━━━ Supplied material ━━━

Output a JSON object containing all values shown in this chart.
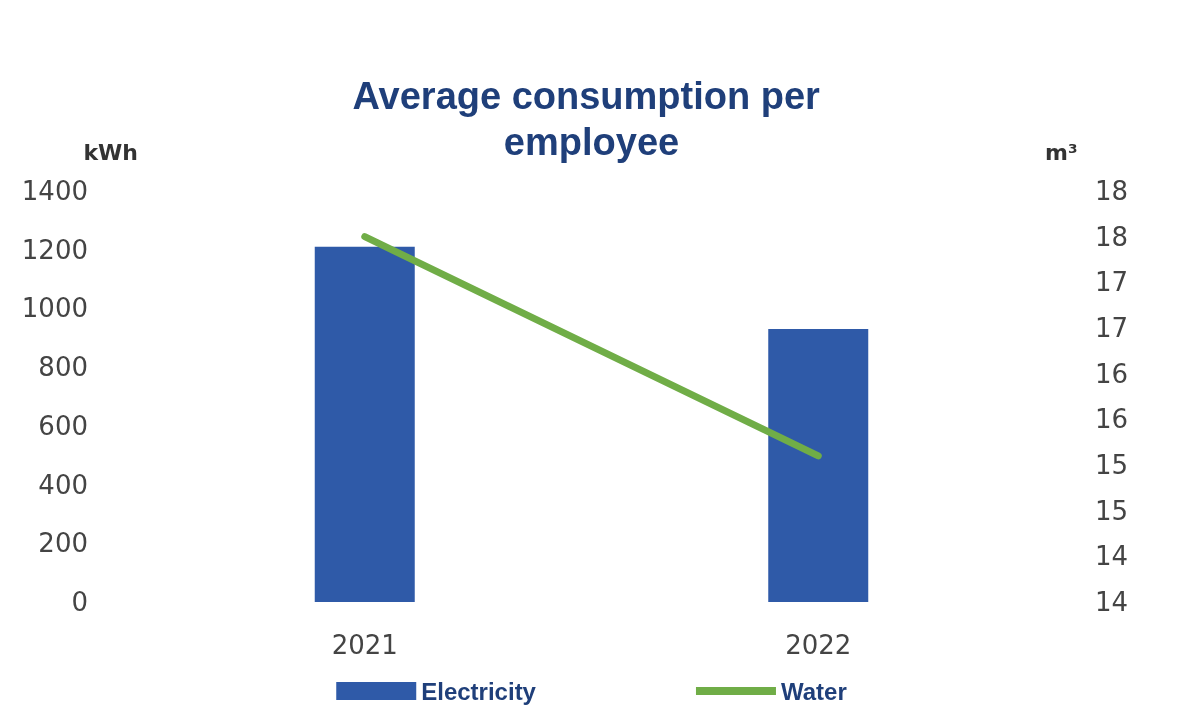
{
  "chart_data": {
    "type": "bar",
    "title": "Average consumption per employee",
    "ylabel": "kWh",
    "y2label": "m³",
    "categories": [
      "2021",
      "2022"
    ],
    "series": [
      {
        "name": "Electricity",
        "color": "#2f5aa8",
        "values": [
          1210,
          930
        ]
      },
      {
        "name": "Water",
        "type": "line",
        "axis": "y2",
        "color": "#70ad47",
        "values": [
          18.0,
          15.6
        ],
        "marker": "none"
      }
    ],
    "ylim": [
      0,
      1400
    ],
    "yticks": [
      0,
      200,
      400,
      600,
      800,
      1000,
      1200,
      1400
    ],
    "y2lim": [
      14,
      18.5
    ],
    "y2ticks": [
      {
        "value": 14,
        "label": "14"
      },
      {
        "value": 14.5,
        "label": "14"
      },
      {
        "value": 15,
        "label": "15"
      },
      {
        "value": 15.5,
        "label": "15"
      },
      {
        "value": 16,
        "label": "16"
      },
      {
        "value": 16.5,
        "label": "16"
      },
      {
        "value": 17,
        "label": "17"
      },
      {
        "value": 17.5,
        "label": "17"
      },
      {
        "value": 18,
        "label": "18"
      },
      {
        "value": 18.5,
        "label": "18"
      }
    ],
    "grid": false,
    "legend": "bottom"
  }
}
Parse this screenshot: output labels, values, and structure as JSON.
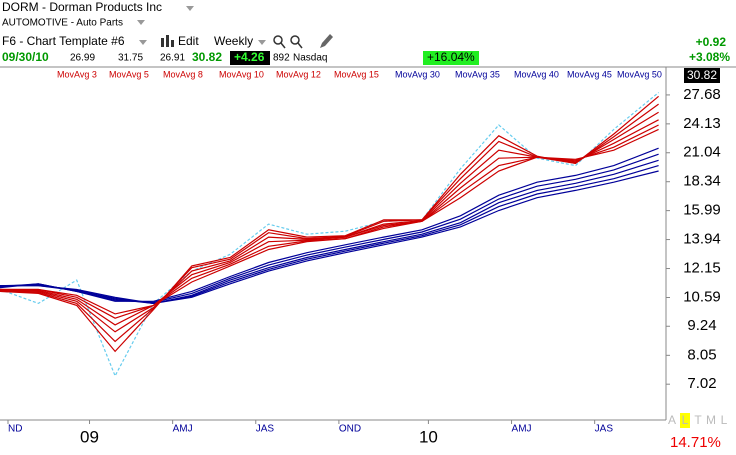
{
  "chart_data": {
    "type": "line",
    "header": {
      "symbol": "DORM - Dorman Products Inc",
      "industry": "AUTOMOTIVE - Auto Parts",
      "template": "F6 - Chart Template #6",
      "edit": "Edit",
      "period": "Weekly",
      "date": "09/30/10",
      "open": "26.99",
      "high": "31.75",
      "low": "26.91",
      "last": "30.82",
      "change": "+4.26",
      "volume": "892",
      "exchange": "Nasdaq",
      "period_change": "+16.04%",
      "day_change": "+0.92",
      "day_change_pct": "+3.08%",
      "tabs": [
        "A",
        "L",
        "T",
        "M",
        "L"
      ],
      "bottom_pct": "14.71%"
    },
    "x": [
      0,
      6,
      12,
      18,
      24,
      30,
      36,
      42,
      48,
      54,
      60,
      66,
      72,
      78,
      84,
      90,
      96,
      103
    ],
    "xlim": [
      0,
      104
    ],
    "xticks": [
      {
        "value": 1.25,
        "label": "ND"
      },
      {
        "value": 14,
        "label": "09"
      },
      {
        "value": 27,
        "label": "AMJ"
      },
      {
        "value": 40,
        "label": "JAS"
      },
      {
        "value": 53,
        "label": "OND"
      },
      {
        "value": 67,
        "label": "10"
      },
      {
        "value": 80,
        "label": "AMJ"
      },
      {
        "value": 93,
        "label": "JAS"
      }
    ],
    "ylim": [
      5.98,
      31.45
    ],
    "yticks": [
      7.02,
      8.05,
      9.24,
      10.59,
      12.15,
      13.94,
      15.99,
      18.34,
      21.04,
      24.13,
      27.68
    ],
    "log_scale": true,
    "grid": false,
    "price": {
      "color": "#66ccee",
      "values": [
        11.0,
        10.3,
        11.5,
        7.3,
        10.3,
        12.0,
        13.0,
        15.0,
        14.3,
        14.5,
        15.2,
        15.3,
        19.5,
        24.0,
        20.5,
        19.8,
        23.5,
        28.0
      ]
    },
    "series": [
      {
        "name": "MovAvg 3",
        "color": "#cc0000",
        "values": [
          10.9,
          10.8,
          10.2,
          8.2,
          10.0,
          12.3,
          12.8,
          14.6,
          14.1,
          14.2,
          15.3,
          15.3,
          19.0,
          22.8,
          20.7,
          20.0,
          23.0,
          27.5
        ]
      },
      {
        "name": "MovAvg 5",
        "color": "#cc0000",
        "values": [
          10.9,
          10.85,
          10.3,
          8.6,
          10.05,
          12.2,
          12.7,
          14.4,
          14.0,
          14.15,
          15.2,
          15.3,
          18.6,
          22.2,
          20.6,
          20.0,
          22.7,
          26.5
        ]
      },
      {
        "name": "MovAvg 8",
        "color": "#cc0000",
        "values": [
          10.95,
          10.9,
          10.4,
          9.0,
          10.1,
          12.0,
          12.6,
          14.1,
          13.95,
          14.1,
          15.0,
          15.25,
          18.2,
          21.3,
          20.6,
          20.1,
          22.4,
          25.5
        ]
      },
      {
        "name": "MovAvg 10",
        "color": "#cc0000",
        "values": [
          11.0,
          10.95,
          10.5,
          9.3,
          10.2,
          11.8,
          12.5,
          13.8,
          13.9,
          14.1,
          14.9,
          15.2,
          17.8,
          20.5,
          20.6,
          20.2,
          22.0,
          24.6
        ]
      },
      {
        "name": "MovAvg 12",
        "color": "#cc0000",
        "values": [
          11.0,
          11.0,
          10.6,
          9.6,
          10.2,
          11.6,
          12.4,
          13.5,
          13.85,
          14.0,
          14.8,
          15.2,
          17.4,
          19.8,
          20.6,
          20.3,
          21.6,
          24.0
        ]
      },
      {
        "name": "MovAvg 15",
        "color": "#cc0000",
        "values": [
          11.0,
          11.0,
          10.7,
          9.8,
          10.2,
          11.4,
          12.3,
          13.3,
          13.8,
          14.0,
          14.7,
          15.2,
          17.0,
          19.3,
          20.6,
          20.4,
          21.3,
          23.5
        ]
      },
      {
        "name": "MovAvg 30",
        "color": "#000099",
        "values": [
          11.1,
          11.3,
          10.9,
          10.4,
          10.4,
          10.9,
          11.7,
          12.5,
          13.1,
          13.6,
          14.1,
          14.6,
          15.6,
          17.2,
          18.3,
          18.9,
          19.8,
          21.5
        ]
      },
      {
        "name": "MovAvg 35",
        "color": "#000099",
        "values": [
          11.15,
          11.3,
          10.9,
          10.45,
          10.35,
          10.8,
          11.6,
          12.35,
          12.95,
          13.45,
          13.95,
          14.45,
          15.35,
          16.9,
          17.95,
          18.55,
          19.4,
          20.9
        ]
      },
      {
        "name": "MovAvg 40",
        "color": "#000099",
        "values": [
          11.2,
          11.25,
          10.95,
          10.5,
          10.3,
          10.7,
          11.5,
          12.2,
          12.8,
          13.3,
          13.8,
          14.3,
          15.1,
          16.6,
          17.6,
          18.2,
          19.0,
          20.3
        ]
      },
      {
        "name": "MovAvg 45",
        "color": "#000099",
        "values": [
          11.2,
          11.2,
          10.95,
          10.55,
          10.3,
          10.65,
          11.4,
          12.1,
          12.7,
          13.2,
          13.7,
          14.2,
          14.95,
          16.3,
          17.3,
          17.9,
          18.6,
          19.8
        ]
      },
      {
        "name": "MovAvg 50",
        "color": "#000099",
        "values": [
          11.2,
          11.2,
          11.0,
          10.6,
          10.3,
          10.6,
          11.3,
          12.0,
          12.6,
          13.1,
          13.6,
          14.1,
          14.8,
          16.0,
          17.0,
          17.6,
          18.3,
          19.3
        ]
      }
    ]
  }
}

━━━

## Required task
The entries above should be reproduced exactly, without their pictures.

## Task response
Output a JSON object containing all values shown in this chart.
{
  "chart_data": {
    "type": "bar",
    "title": "Average consumption per employee",
    "ylabel": "kWh",
    "y2label": "m³",
    "categories": [
      "2021",
      "2022"
    ],
    "series": [
      {
        "name": "Electricity",
        "color": "#2f5aa8",
        "values": [
          1210,
          930
        ]
      },
      {
        "name": "Water",
        "type": "line",
        "axis": "y2",
        "color": "#70ad47",
        "values": [
          18.0,
          15.6
        ],
        "marker": "none"
      }
    ],
    "ylim": [
      0,
      1400
    ],
    "yticks": [
      0,
      200,
      400,
      600,
      800,
      1000,
      1200,
      1400
    ],
    "y2lim": [
      14,
      18.5
    ],
    "y2ticks": [
      {
        "value": 14,
        "label": "14"
      },
      {
        "value": 14.5,
        "label": "14"
      },
      {
        "value": 15,
        "label": "15"
      },
      {
        "value": 15.5,
        "label": "15"
      },
      {
        "value": 16,
        "label": "16"
      },
      {
        "value": 16.5,
        "label": "16"
      },
      {
        "value": 17,
        "label": "17"
      },
      {
        "value": 17.5,
        "label": "17"
      },
      {
        "value": 18,
        "label": "18"
      },
      {
        "value": 18.5,
        "label": "18"
      }
    ],
    "grid": false,
    "legend": "bottom"
  }
}
Parse this screenshot: output labels, values, and structure as JSON.
{
  "chart_data": {
    "type": "line",
    "header": {
      "symbol": "DORM - Dorman Products Inc",
      "industry": "AUTOMOTIVE - Auto Parts",
      "template": "F6 - Chart Template #6",
      "edit": "Edit",
      "period": "Weekly",
      "date": "09/30/10",
      "open": "26.99",
      "high": "31.75",
      "low": "26.91",
      "last": "30.82",
      "change": "+4.26",
      "volume": "892",
      "exchange": "Nasdaq",
      "period_change": "+16.04%",
      "day_change": "+0.92",
      "day_change_pct": "+3.08%",
      "tabs": [
        "A",
        "L",
        "T",
        "M",
        "L"
      ],
      "bottom_pct": "14.71%"
    },
    "x": [
      0,
      6,
      12,
      18,
      24,
      30,
      36,
      42,
      48,
      54,
      60,
      66,
      72,
      78,
      84,
      90,
      96,
      103
    ],
    "xlim": [
      0,
      104
    ],
    "xticks": [
      {
        "value": 1.25,
        "label": "ND"
      },
      {
        "value": 14,
        "label": "09"
      },
      {
        "value": 27,
        "label": "AMJ"
      },
      {
        "value": 40,
        "label": "JAS"
      },
      {
        "value": 53,
        "label": "OND"
      },
      {
        "value": 67,
        "label": "10"
      },
      {
        "value": 80,
        "label": "AMJ"
      },
      {
        "value": 93,
        "label": "JAS"
      }
    ],
    "ylim": [
      5.98,
      31.45
    ],
    "yticks": [
      7.02,
      8.05,
      9.24,
      10.59,
      12.15,
      13.94,
      15.99,
      18.34,
      21.04,
      24.13,
      27.68
    ],
    "log_scale": true,
    "grid": false,
    "price": {
      "color": "#66ccee",
      "values": [
        11.0,
        10.3,
        11.5,
        7.3,
        10.3,
        12.0,
        13.0,
        15.0,
        14.3,
        14.5,
        15.2,
        15.3,
        19.5,
        24.0,
        20.5,
        19.8,
        23.5,
        28.0
      ]
    },
    "series": [
      {
        "name": "MovAvg 3",
        "color": "#cc0000",
        "values": [
          10.9,
          10.8,
          10.2,
          8.2,
          10.0,
          12.3,
          12.8,
          14.6,
          14.1,
          14.2,
          15.3,
          15.3,
          19.0,
          22.8,
          20.7,
          20.0,
          23.0,
          27.5
        ]
      },
      {
        "name": "MovAvg 5",
        "color": "#cc0000",
        "values": [
          10.9,
          10.85,
          10.3,
          8.6,
          10.05,
          12.2,
          12.7,
          14.4,
          14.0,
          14.15,
          15.2,
          15.3,
          18.6,
          22.2,
          20.6,
          20.0,
          22.7,
          26.5
        ]
      },
      {
        "name": "MovAvg 8",
        "color": "#cc0000",
        "values": [
          10.95,
          10.9,
          10.4,
          9.0,
          10.1,
          12.0,
          12.6,
          14.1,
          13.95,
          14.1,
          15.0,
          15.25,
          18.2,
          21.3,
          20.6,
          20.1,
          22.4,
          25.5
        ]
      },
      {
        "name": "MovAvg 10",
        "color": "#cc0000",
        "values": [
          11.0,
          10.95,
          10.5,
          9.3,
          10.2,
          11.8,
          12.5,
          13.8,
          13.9,
          14.1,
          14.9,
          15.2,
          17.8,
          20.5,
          20.6,
          20.2,
          22.0,
          24.6
        ]
      },
      {
        "name": "MovAvg 12",
        "color": "#cc0000",
        "values": [
          11.0,
          11.0,
          10.6,
          9.6,
          10.2,
          11.6,
          12.4,
          13.5,
          13.85,
          14.0,
          14.8,
          15.2,
          17.4,
          19.8,
          20.6,
          20.3,
          21.6,
          24.0
        ]
      },
      {
        "name": "MovAvg 15",
        "color": "#cc0000",
        "values": [
          11.0,
          11.0,
          10.7,
          9.8,
          10.2,
          11.4,
          12.3,
          13.3,
          13.8,
          14.0,
          14.7,
          15.2,
          17.0,
          19.3,
          20.6,
          20.4,
          21.3,
          23.5
        ]
      },
      {
        "name": "MovAvg 30",
        "color": "#000099",
        "values": [
          11.1,
          11.3,
          10.9,
          10.4,
          10.4,
          10.9,
          11.7,
          12.5,
          13.1,
          13.6,
          14.1,
          14.6,
          15.6,
          17.2,
          18.3,
          18.9,
          19.8,
          21.5
        ]
      },
      {
        "name": "MovAvg 35",
        "color": "#000099",
        "values": [
          11.15,
          11.3,
          10.9,
          10.45,
          10.35,
          10.8,
          11.6,
          12.35,
          12.95,
          13.45,
          13.95,
          14.45,
          15.35,
          16.9,
          17.95,
          18.55,
          19.4,
          20.9
        ]
      },
      {
        "name": "MovAvg 40",
        "color": "#000099",
        "values": [
          11.2,
          11.25,
          10.95,
          10.5,
          10.3,
          10.7,
          11.5,
          12.2,
          12.8,
          13.3,
          13.8,
          14.3,
          15.1,
          16.6,
          17.6,
          18.2,
          19.0,
          20.3
        ]
      },
      {
        "name": "MovAvg 45",
        "color": "#000099",
        "values": [
          11.2,
          11.2,
          10.95,
          10.55,
          10.3,
          10.65,
          11.4,
          12.1,
          12.7,
          13.2,
          13.7,
          14.2,
          14.95,
          16.3,
          17.3,
          17.9,
          18.6,
          19.8
        ]
      },
      {
        "name": "MovAvg 50",
        "color": "#000099",
        "values": [
          11.2,
          11.2,
          11.0,
          10.6,
          10.3,
          10.6,
          11.3,
          12.0,
          12.6,
          13.1,
          13.6,
          14.1,
          14.8,
          16.0,
          17.0,
          17.6,
          18.3,
          19.3
        ]
      }
    ]
  }
}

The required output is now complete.